Source data:

===============

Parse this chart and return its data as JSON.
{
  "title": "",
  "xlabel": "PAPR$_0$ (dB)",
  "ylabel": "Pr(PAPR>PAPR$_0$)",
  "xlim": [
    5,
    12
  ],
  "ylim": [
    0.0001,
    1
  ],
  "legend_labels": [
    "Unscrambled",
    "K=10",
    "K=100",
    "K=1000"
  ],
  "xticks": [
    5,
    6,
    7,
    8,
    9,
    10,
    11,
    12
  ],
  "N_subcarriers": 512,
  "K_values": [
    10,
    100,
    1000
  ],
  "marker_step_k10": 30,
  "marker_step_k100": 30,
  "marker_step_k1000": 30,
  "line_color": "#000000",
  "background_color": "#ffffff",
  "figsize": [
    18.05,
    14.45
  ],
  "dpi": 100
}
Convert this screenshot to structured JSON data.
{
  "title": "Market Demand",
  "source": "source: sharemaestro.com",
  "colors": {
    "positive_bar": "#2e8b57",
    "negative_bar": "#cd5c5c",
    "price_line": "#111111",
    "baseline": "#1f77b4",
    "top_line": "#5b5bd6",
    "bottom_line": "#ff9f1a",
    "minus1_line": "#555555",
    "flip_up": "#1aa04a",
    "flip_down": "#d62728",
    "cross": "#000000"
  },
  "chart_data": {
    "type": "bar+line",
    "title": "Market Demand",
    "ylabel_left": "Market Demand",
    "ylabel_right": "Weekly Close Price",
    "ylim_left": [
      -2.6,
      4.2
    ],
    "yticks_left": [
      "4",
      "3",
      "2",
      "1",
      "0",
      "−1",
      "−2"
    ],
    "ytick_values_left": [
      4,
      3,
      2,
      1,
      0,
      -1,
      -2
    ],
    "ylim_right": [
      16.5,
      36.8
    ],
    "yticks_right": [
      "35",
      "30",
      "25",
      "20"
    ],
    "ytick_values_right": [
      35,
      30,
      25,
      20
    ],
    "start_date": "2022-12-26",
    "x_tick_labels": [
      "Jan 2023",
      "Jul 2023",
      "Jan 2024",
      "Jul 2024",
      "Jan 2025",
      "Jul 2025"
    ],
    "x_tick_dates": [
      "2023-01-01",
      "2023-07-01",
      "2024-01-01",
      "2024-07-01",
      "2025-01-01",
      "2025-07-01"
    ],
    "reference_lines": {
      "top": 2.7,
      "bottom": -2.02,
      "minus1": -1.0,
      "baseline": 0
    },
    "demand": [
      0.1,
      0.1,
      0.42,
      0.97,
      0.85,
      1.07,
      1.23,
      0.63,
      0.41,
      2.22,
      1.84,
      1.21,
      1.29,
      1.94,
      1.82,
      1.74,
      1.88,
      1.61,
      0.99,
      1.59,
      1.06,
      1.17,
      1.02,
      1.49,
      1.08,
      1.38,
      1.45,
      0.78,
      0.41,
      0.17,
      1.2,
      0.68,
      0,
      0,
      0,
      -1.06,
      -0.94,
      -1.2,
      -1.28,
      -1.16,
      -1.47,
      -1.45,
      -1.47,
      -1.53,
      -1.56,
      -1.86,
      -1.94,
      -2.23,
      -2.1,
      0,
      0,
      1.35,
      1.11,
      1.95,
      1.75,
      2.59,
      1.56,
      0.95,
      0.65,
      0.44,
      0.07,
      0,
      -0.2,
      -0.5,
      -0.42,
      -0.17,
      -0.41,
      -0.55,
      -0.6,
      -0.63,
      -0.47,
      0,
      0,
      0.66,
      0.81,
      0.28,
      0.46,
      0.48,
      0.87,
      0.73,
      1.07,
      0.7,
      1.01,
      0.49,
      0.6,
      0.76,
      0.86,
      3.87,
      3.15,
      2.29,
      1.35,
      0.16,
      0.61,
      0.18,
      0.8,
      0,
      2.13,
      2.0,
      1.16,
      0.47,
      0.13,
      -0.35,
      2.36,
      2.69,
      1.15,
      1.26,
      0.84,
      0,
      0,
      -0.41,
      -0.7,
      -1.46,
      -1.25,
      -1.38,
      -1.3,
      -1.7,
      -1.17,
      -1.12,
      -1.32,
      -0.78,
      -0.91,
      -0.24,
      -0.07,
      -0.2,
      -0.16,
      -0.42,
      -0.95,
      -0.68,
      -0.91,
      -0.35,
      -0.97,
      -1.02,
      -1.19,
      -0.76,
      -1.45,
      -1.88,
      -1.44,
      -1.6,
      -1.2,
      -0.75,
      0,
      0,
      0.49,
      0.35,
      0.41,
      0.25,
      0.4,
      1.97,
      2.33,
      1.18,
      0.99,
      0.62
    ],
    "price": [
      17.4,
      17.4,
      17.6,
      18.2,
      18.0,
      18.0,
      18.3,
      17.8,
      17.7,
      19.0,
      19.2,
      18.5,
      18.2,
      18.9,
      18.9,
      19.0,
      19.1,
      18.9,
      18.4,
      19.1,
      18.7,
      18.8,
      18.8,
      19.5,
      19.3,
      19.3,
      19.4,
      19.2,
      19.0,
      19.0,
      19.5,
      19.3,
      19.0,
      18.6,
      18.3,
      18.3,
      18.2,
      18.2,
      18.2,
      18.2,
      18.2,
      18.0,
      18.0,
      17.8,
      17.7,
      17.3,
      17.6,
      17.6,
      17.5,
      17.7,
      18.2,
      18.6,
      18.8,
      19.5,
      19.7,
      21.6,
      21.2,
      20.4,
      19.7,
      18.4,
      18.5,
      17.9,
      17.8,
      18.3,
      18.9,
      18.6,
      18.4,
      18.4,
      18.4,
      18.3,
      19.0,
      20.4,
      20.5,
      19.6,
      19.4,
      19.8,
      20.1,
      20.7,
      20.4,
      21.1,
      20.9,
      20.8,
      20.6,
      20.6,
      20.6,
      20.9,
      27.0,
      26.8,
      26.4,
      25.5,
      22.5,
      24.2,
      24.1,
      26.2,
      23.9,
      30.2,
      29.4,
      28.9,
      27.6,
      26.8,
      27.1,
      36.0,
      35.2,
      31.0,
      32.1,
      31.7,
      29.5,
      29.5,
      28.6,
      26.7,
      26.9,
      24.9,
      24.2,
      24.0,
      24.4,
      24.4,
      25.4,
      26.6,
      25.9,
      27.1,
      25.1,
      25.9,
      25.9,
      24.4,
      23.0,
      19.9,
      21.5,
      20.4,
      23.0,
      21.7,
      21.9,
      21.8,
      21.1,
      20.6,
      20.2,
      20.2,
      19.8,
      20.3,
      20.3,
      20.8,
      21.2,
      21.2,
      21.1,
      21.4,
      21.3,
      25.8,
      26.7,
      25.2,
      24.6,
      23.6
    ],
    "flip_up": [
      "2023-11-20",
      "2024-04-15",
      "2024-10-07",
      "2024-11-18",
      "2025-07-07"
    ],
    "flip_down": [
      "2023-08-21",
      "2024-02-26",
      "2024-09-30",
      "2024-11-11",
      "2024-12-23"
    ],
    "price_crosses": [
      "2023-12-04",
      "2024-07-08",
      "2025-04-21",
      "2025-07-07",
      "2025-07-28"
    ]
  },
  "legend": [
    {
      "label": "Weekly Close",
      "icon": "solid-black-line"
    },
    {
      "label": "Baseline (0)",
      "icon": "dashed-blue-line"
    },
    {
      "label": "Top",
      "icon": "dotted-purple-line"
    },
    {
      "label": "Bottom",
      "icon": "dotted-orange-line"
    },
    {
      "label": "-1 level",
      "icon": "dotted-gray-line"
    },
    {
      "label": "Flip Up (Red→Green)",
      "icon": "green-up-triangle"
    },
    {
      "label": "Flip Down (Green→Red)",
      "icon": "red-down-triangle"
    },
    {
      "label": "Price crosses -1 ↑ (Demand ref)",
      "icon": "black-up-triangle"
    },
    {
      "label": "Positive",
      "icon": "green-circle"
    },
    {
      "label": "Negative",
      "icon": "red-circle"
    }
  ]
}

===============

* **Task goal**
List every line above containing the word "title".

* **Result for this task**
  "title": "",
  "title": "Market Demand",
    "title": "Market Demand",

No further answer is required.